EXERCISE: It is required that all of the data be written out exactly.

>> begin RECORDS FOR THE TASK

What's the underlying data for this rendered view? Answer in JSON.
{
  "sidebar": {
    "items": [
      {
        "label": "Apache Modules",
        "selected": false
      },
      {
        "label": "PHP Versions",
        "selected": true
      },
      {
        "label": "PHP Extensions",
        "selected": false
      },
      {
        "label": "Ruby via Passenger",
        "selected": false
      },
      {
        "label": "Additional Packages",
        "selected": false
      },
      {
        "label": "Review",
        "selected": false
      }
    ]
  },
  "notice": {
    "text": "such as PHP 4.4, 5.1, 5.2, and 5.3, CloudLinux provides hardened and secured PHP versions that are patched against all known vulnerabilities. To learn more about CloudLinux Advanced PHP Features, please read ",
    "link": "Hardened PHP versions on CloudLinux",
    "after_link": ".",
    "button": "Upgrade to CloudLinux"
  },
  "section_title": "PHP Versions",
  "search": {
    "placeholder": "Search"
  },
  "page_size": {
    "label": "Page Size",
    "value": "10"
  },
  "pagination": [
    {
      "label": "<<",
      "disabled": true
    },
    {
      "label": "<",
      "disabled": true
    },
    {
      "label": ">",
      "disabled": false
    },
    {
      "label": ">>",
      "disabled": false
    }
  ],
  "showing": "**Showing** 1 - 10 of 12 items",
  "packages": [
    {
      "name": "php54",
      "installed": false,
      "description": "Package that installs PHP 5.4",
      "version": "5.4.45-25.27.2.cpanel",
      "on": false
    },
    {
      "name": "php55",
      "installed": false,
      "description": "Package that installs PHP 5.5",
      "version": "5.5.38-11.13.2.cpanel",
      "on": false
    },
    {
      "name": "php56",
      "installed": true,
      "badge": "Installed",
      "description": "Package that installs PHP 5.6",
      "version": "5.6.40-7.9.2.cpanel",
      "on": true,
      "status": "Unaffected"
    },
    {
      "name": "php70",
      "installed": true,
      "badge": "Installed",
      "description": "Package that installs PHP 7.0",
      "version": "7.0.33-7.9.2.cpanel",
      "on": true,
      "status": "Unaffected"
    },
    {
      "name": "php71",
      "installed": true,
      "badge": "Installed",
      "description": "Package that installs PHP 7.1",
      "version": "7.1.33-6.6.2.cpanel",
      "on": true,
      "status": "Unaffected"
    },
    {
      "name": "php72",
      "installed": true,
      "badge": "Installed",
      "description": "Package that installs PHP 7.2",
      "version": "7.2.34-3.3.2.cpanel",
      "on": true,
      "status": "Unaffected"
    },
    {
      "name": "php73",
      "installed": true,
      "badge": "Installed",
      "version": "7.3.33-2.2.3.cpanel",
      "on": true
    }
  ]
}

>> end RECORDS FOR THE TASK

FINISHED EXERCISE:
What's the underlying data for this rendered view? Answer in JSON.
{
  "sidebar": {
    "items": [
      {
        "label": "Apache Modules",
        "selected": false
      },
      {
        "label": "PHP Versions",
        "selected": true
      },
      {
        "label": "PHP Extensions",
        "selected": false
      },
      {
        "label": "Ruby via Passenger",
        "selected": false
      },
      {
        "label": "Additional Packages",
        "selected": false
      },
      {
        "label": "Review",
        "selected": false
      }
    ]
  },
  "notice": {
    "text": "such as PHP 4.4, 5.1, 5.2, and 5.3, CloudLinux provides hardened and secured PHP versions that are patched against all known vulnerabilities. To learn more about CloudLinux Advanced PHP Features, please read ",
    "link": "Hardened PHP versions on CloudLinux",
    "after_link": ".",
    "button": "Upgrade to CloudLinux"
  },
  "section_title": "PHP Versions",
  "search": {
    "placeholder": "Search"
  },
  "page_size": {
    "label": "Page Size",
    "value": "10"
  },
  "pagination": [
    {
      "label": "<<",
      "disabled": true
    },
    {
      "label": "<",
      "disabled": true
    },
    {
      "label": ">",
      "disabled": false
    },
    {
      "label": ">>",
      "disabled": false
    }
  ],
  "showing": "**Showing** 1 - 10 of 12 items",
  "packages": [
    {
      "name": "php54",
      "installed": false,
      "description": "Package that installs PHP 5.4",
      "version": "5.4.45-25.27.2.cpanel",
      "on": false
    },
    {
      "name": "php55",
      "installed": false,
      "description": "Package that installs PHP 5.5",
      "version": "5.5.38-11.13.2.cpanel",
      "on": false
    },
    {
      "name": "php56",
      "installed": true,
      "badge": "Installed",
      "description": "Package that installs PHP 5.6",
      "version": "5.6.40-7.9.2.cpanel",
      "on": true,
      "status": "Unaffected"
    },
    {
      "name": "php70",
      "installed": true,
      "badge": "Installed",
      "description": "Package that installs PHP 7.0",
      "version": "7.0.33-7.9.2.cpanel",
      "on": true,
      "status": "Unaffected"
    },
    {
      "name": "php71",
      "installed": true,
      "badge": "Installed",
      "description": "Package that installs PHP 7.1",
      "version": "7.1.33-6.6.2.cpanel",
      "on": true,
      "status": "Unaffected"
    },
    {
      "name": "php72",
      "installed": true,
      "badge": "Installed",
      "description": "Package that installs PHP 7.2",
      "version": "7.2.34-3.3.2.cpanel",
      "on": true,
      "status": "Unaffected"
    },
    {
      "name": "php73",
      "installed": true,
      "badge": "Installed",
      "version": "7.3.33-2.2.3.cpanel",
      "on": true
    }
  ]
}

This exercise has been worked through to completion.